======== Given data ========

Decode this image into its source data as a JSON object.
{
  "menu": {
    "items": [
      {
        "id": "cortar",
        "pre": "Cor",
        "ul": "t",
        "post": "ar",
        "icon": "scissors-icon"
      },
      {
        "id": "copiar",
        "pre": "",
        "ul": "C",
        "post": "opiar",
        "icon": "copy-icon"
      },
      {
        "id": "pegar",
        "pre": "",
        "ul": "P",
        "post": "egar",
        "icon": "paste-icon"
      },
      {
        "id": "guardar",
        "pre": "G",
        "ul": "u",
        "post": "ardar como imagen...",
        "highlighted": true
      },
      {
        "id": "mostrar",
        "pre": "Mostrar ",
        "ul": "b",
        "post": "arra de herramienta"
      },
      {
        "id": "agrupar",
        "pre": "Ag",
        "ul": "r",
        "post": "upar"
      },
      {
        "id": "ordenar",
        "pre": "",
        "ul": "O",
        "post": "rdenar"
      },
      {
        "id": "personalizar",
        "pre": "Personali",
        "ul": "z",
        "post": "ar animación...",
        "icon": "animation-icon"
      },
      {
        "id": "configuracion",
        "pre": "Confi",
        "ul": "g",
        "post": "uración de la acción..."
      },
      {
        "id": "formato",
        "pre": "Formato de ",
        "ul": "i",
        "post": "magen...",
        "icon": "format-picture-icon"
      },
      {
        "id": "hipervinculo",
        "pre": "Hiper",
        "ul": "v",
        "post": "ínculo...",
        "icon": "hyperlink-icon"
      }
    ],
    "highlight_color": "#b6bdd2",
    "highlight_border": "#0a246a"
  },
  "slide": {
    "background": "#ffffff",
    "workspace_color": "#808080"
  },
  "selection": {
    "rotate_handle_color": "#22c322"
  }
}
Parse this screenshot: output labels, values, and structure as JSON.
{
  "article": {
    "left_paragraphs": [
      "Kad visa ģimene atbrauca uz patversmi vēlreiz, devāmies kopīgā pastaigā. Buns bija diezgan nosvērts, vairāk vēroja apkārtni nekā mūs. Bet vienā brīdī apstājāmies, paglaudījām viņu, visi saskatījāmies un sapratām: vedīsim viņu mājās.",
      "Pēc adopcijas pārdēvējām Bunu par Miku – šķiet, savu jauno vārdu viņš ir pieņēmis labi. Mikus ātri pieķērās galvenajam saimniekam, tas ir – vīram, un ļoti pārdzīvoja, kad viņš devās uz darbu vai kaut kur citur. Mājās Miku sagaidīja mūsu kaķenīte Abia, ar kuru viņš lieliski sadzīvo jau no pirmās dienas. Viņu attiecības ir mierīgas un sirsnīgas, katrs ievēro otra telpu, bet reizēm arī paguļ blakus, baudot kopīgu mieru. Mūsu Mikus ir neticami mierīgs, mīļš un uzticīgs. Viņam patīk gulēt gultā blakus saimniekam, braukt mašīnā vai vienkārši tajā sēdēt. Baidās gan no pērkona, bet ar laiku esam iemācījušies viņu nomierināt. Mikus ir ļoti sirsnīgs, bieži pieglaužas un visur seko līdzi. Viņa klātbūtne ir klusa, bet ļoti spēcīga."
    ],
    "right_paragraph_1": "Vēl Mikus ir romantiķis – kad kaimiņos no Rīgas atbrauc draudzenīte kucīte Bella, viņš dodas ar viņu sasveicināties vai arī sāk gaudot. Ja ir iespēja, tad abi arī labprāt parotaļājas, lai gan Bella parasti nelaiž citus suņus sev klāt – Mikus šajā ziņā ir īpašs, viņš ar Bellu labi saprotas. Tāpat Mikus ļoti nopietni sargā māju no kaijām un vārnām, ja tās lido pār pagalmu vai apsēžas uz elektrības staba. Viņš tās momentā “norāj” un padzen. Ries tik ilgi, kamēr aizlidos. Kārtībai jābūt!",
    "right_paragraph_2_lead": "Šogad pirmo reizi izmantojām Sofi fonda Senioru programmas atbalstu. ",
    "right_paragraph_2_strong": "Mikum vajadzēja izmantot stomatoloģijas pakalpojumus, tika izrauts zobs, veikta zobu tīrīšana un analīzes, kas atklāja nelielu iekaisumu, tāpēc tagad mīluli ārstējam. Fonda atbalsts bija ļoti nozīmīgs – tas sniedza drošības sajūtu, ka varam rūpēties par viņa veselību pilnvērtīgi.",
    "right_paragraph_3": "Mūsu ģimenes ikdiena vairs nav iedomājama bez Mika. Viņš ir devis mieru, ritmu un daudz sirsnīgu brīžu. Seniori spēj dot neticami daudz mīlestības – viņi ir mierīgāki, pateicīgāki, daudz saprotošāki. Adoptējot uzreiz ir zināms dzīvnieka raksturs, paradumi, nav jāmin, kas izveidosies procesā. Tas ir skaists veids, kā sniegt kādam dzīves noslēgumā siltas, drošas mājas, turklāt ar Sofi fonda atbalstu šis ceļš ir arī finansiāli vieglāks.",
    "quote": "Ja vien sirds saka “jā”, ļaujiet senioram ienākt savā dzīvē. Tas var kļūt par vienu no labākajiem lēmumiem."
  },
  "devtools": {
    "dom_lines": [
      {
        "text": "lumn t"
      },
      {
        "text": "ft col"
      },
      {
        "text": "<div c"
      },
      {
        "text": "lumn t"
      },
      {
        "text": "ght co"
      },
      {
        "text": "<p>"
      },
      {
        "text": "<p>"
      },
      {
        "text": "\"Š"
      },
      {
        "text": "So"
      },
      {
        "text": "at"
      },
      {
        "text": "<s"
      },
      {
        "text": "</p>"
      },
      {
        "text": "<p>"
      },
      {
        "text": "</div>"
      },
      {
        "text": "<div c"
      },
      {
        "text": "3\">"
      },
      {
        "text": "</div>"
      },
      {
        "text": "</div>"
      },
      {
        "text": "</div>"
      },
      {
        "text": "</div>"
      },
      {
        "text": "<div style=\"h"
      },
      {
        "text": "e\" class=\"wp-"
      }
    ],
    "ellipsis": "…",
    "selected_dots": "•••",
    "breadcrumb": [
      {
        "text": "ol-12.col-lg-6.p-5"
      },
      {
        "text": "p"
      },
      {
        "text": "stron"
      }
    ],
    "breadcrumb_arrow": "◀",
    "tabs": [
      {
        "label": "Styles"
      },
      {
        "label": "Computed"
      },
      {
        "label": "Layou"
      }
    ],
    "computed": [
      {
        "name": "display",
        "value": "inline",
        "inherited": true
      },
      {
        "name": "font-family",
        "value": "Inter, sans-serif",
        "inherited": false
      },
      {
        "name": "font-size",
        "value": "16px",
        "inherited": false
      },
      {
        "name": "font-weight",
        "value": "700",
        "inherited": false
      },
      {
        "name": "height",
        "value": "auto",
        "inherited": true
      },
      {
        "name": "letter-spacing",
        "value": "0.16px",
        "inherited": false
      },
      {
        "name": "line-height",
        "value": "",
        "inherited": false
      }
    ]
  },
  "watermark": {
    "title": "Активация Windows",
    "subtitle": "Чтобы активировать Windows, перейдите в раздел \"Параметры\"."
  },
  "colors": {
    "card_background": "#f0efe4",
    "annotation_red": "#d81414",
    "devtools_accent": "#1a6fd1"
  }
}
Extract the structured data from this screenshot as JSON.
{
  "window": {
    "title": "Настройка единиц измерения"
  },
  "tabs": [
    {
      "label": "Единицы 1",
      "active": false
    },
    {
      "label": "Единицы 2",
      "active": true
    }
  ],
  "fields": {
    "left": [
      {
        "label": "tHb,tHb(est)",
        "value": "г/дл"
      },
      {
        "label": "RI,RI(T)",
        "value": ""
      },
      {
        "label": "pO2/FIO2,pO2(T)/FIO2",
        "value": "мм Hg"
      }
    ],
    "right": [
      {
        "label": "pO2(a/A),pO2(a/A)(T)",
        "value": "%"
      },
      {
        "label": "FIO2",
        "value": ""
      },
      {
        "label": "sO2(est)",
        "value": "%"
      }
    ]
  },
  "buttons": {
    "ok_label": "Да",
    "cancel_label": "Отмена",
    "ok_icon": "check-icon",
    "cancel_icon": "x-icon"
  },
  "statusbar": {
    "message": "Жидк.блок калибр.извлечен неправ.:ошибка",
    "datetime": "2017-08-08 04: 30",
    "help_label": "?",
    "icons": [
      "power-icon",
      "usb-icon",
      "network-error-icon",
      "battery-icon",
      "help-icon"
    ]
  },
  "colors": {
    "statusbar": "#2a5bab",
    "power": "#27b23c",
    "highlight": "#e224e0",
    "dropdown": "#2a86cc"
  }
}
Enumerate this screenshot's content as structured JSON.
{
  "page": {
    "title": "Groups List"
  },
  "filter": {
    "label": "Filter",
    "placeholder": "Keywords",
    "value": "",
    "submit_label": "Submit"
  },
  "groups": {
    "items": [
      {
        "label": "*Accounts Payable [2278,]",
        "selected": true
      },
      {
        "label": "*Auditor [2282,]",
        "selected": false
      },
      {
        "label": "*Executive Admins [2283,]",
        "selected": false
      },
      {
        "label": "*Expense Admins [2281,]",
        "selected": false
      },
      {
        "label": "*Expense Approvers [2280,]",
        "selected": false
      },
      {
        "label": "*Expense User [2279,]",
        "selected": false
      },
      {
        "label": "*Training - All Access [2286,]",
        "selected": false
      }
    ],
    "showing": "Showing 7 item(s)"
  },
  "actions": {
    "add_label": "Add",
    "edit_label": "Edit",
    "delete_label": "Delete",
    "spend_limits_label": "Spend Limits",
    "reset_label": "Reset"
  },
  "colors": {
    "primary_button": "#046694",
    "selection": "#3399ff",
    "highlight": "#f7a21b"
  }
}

========

(Task to complete): Copy out every line of the listing that includes the string "name".

(Result for this exercise):
        "name": "display",
        "name": "font-family",
        "name": "font-size",
        "name": "font-weight",
        "name": "height",
        "name": "letter-spacing",
        "name": "line-height",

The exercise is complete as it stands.